- _TEXT TO READ_
══════════════════════════════

## Introduction

Welcome 👋!

First of all, thank you for helping the world become more privacy-friendly by using PySyft. This notebook is primarily intended for **data scientists** and it will guide you into how to make use of all the capabilities PySyft has to offer in the latest version 0.8.

This tutorial will cover three parts:\
(1) 👉 Understanding the workflow\
(2) 👉 How to send your first code request\
(3) 👉 What queries are supported in syft 0.8

## Part 1 - Understanding the workflow

#### Getting started
You would like to pursue research in the field of algorithmic transparency to protect the rights of social media users. We collaborated with private companies that made available via PySyft an initial set of datasets to enable such research.

They will provide access to their data, as explained below. At this stage, you should have received an URL and credential information (email and password) from a designated data manager. A data manager is a company representative who will collaborate with you to provide access to the data.

Without the credentials, you cannot login into PySyft API or platform, and thus cannot carry out your research tasks. Please reach out to the data managers if you have not received instructions about logging in.

#### The role of data managers
Data managers are PySyft users on behalf of companies, who are responsible for datasets. They can upload, edit and remove datasets. Most importantly, a data manager is the person who will share the login credentials with you in the first place, and and who will approve your code requests (also named code queries, or code submissions).

#### Code request
Once you receive your credentials to log into the domain, you will be able to submit code queries, which will allow you to learn from the data. A code query can be seen as a function which will give you a desired answer (for example, the average rating for a post type, the highest/lowest value with specific criteria etc). We'll see how to send code queries in part (2) of this tutorial.

══════════════════════════════

- _LISTED RECORDS_

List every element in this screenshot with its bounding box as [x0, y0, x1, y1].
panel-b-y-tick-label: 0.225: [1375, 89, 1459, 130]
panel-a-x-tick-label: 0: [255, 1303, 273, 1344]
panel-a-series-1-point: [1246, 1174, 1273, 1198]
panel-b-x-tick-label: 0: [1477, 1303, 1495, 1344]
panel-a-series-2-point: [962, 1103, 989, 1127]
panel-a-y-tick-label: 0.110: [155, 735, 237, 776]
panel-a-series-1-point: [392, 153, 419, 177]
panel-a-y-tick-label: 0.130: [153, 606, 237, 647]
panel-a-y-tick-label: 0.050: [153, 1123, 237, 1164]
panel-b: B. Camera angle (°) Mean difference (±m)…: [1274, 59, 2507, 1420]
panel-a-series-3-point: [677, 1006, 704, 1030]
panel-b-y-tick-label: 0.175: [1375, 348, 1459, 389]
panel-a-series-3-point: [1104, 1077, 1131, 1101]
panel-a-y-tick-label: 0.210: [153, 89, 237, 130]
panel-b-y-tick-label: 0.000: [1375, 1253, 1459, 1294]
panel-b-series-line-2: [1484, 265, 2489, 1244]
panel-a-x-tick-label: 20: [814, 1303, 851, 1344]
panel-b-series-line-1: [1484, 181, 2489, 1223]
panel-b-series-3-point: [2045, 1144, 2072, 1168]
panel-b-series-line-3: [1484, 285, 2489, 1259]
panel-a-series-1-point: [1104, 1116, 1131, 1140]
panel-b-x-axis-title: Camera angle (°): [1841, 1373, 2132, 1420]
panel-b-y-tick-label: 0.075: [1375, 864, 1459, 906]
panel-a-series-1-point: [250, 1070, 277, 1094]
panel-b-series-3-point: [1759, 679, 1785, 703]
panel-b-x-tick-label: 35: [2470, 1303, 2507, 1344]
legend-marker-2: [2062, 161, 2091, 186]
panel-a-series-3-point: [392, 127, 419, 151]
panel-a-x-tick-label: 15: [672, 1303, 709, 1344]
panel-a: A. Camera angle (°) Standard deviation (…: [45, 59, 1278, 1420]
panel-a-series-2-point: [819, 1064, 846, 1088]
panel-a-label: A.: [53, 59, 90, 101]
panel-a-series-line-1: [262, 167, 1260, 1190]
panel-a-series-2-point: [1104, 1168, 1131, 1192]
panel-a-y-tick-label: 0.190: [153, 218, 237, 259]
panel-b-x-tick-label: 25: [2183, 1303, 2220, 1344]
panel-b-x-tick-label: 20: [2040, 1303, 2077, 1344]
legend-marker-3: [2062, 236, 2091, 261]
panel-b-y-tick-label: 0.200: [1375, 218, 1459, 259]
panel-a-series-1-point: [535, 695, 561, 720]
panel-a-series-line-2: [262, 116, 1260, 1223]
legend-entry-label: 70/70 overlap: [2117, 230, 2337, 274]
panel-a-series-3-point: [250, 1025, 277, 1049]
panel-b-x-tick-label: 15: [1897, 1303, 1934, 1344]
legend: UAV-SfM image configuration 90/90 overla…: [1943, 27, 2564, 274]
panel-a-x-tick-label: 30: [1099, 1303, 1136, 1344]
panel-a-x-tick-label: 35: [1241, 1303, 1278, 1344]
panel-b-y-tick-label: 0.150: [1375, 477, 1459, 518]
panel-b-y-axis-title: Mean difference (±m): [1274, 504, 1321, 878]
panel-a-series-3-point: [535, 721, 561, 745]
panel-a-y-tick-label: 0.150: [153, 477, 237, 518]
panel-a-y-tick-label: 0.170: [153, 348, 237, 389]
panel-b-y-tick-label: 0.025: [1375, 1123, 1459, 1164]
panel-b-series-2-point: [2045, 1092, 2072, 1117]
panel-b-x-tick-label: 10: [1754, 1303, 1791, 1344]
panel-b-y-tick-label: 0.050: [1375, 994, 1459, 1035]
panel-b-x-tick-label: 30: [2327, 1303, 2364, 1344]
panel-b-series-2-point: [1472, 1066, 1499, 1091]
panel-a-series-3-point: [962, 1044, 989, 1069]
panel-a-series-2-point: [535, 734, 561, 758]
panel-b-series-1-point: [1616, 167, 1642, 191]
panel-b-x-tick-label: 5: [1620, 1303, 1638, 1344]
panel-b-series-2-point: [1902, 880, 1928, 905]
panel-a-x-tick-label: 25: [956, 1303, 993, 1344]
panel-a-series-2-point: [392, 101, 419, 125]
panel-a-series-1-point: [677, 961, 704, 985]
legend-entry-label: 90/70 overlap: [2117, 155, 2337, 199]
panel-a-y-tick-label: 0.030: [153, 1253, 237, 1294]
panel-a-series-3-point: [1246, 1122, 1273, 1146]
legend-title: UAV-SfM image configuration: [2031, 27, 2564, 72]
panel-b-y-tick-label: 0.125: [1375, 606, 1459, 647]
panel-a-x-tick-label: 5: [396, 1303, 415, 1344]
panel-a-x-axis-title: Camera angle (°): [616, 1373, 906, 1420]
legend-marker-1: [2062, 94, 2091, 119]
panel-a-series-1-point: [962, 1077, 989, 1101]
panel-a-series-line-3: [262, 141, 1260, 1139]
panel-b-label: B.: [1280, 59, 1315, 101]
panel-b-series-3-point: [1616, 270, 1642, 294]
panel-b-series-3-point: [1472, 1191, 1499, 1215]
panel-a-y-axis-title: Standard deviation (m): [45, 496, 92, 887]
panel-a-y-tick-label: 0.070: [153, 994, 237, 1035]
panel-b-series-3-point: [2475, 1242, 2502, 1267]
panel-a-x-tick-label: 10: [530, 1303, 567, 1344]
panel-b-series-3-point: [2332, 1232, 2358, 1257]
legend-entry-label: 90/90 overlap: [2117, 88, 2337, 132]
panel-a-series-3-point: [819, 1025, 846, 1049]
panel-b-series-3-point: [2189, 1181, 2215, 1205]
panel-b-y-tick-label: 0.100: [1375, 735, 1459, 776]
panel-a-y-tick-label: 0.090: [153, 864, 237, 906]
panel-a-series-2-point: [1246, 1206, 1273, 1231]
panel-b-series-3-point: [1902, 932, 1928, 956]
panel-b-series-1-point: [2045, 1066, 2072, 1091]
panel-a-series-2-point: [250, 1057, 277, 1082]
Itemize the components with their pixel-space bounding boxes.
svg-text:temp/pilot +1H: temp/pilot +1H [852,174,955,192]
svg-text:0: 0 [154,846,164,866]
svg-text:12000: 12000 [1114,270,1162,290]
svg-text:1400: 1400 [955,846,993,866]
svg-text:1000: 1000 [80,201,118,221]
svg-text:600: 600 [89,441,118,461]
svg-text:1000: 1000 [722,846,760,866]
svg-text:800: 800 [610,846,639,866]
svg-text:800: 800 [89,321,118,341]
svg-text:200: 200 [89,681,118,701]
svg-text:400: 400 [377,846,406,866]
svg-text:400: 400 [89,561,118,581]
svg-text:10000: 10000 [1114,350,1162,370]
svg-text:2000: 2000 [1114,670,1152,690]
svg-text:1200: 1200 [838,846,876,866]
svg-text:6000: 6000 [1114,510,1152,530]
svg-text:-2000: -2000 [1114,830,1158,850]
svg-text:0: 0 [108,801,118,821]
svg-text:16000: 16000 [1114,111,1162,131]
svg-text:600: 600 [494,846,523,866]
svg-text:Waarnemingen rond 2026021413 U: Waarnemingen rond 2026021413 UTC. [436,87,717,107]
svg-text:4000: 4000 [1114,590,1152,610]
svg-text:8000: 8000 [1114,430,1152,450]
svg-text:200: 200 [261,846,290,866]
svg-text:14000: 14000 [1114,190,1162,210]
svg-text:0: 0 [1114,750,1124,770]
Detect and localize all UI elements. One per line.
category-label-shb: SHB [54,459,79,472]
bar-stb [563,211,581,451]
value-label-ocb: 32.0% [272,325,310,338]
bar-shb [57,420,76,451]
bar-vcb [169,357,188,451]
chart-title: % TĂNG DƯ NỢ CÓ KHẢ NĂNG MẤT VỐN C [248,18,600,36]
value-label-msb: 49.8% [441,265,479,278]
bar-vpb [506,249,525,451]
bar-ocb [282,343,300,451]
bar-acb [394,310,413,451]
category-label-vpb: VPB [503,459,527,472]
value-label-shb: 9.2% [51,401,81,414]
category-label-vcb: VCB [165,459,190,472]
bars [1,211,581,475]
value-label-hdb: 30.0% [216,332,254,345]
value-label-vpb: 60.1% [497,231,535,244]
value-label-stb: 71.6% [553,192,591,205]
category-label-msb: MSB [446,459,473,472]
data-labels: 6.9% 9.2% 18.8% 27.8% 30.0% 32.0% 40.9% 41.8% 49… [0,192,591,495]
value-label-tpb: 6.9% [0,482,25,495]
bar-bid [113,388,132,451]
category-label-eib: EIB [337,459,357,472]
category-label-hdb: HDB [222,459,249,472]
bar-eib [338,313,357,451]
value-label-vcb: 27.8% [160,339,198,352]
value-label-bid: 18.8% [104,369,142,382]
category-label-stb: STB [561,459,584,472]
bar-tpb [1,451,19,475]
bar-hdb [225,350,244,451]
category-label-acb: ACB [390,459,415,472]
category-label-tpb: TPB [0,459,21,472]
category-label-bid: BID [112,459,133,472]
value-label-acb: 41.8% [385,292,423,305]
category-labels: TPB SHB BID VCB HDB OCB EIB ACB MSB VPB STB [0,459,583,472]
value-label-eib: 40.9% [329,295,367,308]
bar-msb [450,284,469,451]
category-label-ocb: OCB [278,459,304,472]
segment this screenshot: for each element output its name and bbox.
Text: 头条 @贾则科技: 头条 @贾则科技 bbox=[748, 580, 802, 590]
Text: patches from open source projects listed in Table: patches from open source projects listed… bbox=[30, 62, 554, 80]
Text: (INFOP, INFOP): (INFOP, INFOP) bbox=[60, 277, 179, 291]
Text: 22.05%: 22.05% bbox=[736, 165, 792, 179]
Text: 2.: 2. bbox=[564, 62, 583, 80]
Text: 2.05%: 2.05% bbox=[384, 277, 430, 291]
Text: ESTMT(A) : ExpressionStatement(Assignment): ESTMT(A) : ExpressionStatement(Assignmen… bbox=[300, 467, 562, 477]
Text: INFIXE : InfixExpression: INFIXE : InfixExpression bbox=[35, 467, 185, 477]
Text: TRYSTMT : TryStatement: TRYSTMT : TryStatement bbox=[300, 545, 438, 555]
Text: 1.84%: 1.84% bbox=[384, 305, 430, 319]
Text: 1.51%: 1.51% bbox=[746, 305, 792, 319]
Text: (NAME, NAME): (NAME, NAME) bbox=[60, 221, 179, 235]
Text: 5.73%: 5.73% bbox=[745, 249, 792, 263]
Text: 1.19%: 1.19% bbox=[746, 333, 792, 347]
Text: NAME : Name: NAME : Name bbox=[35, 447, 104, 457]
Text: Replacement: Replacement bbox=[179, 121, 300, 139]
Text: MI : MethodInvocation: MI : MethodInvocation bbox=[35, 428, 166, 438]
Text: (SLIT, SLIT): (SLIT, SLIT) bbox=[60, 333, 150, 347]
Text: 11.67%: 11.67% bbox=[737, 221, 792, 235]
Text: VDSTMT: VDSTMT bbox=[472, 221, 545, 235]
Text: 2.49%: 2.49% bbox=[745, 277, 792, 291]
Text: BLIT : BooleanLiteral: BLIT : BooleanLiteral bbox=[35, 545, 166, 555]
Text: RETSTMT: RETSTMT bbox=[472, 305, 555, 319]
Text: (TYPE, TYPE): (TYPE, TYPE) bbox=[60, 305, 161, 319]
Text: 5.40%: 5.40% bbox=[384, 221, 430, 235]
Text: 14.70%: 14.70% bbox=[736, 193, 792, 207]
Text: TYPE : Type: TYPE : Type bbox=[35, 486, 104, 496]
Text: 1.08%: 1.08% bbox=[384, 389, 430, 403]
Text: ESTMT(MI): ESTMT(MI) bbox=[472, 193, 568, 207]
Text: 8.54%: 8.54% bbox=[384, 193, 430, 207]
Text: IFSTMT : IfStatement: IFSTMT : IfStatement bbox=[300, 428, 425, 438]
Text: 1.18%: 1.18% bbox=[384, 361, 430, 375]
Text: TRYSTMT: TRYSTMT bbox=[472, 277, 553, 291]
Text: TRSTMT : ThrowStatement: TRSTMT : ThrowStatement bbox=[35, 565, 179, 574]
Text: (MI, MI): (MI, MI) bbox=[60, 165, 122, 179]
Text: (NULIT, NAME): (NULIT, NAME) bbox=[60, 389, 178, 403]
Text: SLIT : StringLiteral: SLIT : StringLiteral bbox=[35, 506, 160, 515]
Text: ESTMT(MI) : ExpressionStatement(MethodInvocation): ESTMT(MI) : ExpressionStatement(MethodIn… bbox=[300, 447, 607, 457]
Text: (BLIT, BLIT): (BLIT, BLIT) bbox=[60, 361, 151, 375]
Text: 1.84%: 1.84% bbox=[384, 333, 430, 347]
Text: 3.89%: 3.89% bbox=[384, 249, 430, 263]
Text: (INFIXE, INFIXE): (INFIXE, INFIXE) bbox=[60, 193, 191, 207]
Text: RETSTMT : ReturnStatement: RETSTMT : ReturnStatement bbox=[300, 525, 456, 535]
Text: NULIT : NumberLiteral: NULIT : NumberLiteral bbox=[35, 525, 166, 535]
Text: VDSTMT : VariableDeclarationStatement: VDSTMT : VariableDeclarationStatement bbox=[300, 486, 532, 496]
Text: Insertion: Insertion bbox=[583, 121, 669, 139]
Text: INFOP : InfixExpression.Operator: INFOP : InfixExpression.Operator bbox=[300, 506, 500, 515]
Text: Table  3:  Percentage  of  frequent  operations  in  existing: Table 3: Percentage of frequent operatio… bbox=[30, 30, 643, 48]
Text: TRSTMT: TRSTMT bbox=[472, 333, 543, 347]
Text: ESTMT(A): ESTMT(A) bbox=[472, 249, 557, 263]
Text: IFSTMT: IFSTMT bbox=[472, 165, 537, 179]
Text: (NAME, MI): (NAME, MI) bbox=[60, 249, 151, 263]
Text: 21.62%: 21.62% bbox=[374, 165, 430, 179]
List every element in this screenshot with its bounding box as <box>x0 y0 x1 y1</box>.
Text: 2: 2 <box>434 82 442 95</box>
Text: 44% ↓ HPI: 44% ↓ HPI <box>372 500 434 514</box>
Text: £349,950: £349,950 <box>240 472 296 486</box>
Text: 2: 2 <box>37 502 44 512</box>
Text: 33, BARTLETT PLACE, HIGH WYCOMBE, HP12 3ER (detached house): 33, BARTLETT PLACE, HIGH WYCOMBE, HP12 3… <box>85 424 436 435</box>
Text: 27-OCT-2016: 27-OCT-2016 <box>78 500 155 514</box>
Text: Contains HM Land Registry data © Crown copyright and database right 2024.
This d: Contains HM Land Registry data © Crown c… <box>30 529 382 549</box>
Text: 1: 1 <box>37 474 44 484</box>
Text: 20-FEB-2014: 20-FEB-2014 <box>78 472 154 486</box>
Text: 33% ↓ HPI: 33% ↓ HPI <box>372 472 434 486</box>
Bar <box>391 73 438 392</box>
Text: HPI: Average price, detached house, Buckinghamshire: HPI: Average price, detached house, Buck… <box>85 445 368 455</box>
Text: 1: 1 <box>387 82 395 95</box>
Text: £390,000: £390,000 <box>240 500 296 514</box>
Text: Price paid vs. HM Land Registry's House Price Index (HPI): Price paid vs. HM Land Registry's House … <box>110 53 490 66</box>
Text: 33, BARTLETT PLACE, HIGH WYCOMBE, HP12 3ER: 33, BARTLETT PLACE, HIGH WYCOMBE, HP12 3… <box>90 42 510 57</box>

══════════════════════════════

Please extend the PySyft tutorial above, picking up right after its last sentence.

#### However...

You won't directly have access to the private data. This is convenient for data managers, as they retain ownership of the data and prevent it from getting copied elsewhere. However, you will still be able to learn relevant statistical information from the dataset, even without having access to the data per se. This is good for data scientists like you, as you can still make use of the knowledge contained in the dataset and be able to advance your research. Win-win!

#### Real data and mock data

How it works is that there will be two datasets:
- the real dataset, containing the true unaltered information
- a mock dataset, containing fake data generated to be of the same type and shape to the real one

#### High-side domain and low-side domain

The real dataset will be kept private in what is called **the high side domain**. Only the data manager or other company employess will have direct access to it, and not data scientists.

The mock dataset will be stored into the **low side domain** and you will have direct access to it via code request.

#### Workflow altogether

Let's assume the data manager, approved your project request to study the dataset, and now you can start learning from it via code requests.

**Decide on a research question**\
First, what question do you want to answer? Let's imagine that you want the average number of reactions for a social media post of a certain type.

**Prepare the query** (purple arrows)\
Once you know your goal, you will start by preparing the query. You will only work on the mock dataset, the one from the low-side domain. The dataset will look and feel like the real one, but it won't contain the true data. You can make use of this to write and test your query, to make sure that the code compiles properly and returns an answer. You can edit and test your code query as many times as you want.

**Submit the code request** (orange arrows)\
Once you are happy with the code query, then you can send it to be run on the real data. This is how you will get an accurate (but still privacy-friendly) answer for your research question. What happens here is that your code will be sent via PySyft API directly to the data manager. The data manager will check your code, make sure it is safe to be run on the real data, and if so, then they will execute your code on the private data, and generate the answer. This is why it's important that your code runs correctly when you decide to submit the code request - otherwise, the data manager will also be unable to run it and this will result in delays.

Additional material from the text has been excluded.